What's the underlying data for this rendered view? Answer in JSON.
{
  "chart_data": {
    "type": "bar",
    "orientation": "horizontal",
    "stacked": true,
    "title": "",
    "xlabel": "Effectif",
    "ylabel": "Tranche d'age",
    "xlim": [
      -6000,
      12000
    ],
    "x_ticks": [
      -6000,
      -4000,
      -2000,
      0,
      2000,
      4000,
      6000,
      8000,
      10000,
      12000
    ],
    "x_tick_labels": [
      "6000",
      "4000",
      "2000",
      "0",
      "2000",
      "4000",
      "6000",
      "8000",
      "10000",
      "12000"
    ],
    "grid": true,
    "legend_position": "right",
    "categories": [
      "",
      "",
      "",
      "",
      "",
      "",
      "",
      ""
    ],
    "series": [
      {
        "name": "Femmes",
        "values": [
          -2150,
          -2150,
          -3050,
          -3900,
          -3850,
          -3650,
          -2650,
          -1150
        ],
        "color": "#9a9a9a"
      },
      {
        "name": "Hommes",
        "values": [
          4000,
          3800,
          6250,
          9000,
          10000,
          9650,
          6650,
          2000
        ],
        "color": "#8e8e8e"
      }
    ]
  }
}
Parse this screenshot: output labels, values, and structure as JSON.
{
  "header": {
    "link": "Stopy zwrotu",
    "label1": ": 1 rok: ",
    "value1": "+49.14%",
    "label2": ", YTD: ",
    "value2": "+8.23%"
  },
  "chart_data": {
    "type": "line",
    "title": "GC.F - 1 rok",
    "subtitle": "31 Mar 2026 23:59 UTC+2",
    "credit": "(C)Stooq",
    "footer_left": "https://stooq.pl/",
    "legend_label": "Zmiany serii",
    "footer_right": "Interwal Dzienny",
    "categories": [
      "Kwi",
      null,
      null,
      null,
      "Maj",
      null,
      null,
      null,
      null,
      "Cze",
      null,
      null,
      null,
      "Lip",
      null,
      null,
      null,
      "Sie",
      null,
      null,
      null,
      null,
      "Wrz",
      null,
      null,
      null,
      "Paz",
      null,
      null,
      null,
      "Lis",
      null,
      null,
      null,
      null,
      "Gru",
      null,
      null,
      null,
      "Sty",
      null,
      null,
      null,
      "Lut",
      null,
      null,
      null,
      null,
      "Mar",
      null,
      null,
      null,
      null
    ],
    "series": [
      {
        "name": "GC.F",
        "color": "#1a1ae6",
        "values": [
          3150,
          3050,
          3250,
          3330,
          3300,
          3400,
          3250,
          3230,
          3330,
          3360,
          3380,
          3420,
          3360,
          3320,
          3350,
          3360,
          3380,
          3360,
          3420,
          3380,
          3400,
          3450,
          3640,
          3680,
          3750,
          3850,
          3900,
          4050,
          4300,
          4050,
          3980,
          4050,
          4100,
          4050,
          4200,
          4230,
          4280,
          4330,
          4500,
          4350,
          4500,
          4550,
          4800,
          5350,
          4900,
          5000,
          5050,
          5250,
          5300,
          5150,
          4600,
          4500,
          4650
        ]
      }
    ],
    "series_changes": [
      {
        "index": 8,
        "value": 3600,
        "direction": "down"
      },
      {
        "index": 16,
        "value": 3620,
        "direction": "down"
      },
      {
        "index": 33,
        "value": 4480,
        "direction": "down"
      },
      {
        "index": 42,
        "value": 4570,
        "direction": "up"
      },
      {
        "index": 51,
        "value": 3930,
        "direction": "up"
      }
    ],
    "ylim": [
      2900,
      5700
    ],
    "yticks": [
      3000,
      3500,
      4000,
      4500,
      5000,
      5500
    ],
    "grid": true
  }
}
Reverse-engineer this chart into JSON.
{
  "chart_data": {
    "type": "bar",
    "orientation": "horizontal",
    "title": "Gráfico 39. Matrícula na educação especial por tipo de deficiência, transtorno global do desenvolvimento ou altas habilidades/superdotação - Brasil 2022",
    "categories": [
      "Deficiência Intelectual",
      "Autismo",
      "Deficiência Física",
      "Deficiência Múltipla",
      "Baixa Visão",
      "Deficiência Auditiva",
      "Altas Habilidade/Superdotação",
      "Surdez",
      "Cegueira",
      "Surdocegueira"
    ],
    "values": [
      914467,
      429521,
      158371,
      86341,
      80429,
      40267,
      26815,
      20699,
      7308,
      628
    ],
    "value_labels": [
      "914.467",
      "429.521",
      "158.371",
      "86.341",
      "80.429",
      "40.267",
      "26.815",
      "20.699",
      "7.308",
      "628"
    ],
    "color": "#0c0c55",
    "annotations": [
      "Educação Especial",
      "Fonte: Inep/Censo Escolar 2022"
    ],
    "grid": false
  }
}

#### PROBLEM REQUIREMENTS
Reproduce each entry exactly, leaving out nothing.

#### ANSWER TO THIS PROBLEM
What's the underlying data for this rendered view? Answer in JSON.
{
  "chart_data": {
    "type": "bar",
    "orientation": "horizontal",
    "stacked": true,
    "title": "",
    "xlabel": "Effectif",
    "ylabel": "Tranche d'age",
    "xlim": [
      -6000,
      12000
    ],
    "x_ticks": [
      -6000,
      -4000,
      -2000,
      0,
      2000,
      4000,
      6000,
      8000,
      10000,
      12000
    ],
    "x_tick_labels": [
      "6000",
      "4000",
      "2000",
      "0",
      "2000",
      "4000",
      "6000",
      "8000",
      "10000",
      "12000"
    ],
    "grid": true,
    "legend_position": "right",
    "categories": [
      "",
      "",
      "",
      "",
      "",
      "",
      "",
      ""
    ],
    "series": [
      {
        "name": "Femmes",
        "values": [
          -2150,
          -2150,
          -3050,
          -3900,
          -3850,
          -3650,
          -2650,
          -1150
        ],
        "color": "#9a9a9a"
      },
      {
        "name": "Hommes",
        "values": [
          4000,
          3800,
          6250,
          9000,
          10000,
          9650,
          6650,
          2000
        ],
        "color": "#8e8e8e"
      }
    ]
  }
}
Parse this screenshot: output labels, values, and structure as JSON.
{
  "header": {
    "link": "Stopy zwrotu",
    "label1": ": 1 rok: ",
    "value1": "+49.14%",
    "label2": ", YTD: ",
    "value2": "+8.23%"
  },
  "chart_data": {
    "type": "line",
    "title": "GC.F - 1 rok",
    "subtitle": "31 Mar 2026 23:59 UTC+2",
    "credit": "(C)Stooq",
    "footer_left": "https://stooq.pl/",
    "legend_label": "Zmiany serii",
    "footer_right": "Interwal Dzienny",
    "categories": [
      "Kwi",
      null,
      null,
      null,
      "Maj",
      null,
      null,
      null,
      null,
      "Cze",
      null,
      null,
      null,
      "Lip",
      null,
      null,
      null,
      "Sie",
      null,
      null,
      null,
      null,
      "Wrz",
      null,
      null,
      null,
      "Paz",
      null,
      null,
      null,
      "Lis",
      null,
      null,
      null,
      null,
      "Gru",
      null,
      null,
      null,
      "Sty",
      null,
      null,
      null,
      "Lut",
      null,
      null,
      null,
      null,
      "Mar",
      null,
      null,
      null,
      null
    ],
    "series": [
      {
        "name": "GC.F",
        "color": "#1a1ae6",
        "values": [
          3150,
          3050,
          3250,
          3330,
          3300,
          3400,
          3250,
          3230,
          3330,
          3360,
          3380,
          3420,
          3360,
          3320,
          3350,
          3360,
          3380,
          3360,
          3420,
          3380,
          3400,
          3450,
          3640,
          3680,
          3750,
          3850,
          3900,
          4050,
          4300,
          4050,
          3980,
          4050,
          4100,
          4050,
          4200,
          4230,
          4280,
          4330,
          4500,
          4350,
          4500,
          4550,
          4800,
          5350,
          4900,
          5000,
          5050,
          5250,
          5300,
          5150,
          4600,
          4500,
          4650
        ]
      }
    ],
    "series_changes": [
      {
        "index": 8,
        "value": 3600,
        "direction": "down"
      },
      {
        "index": 16,
        "value": 3620,
        "direction": "down"
      },
      {
        "index": 33,
        "value": 4480,
        "direction": "down"
      },
      {
        "index": 42,
        "value": 4570,
        "direction": "up"
      },
      {
        "index": 51,
        "value": 3930,
        "direction": "up"
      }
    ],
    "ylim": [
      2900,
      5700
    ],
    "yticks": [
      3000,
      3500,
      4000,
      4500,
      5000,
      5500
    ],
    "grid": true
  }
}
Reverse-engineer this chart into JSON.
{
  "chart_data": {
    "type": "bar",
    "orientation": "horizontal",
    "title": "Gráfico 39. Matrícula na educação especial por tipo de deficiência, transtorno global do desenvolvimento ou altas habilidades/superdotação - Brasil 2022",
    "categories": [
      "Deficiência Intelectual",
      "Autismo",
      "Deficiência Física",
      "Deficiência Múltipla",
      "Baixa Visão",
      "Deficiência Auditiva",
      "Altas Habilidade/Superdotação",
      "Surdez",
      "Cegueira",
      "Surdocegueira"
    ],
    "values": [
      914467,
      429521,
      158371,
      86341,
      80429,
      40267,
      26815,
      20699,
      7308,
      628
    ],
    "value_labels": [
      "914.467",
      "429.521",
      "158.371",
      "86.341",
      "80.429",
      "40.267",
      "26.815",
      "20.699",
      "7.308",
      "628"
    ],
    "color": "#0c0c55",
    "annotations": [
      "Educação Especial",
      "Fonte: Inep/Censo Escolar 2022"
    ],
    "grid": false
  }
}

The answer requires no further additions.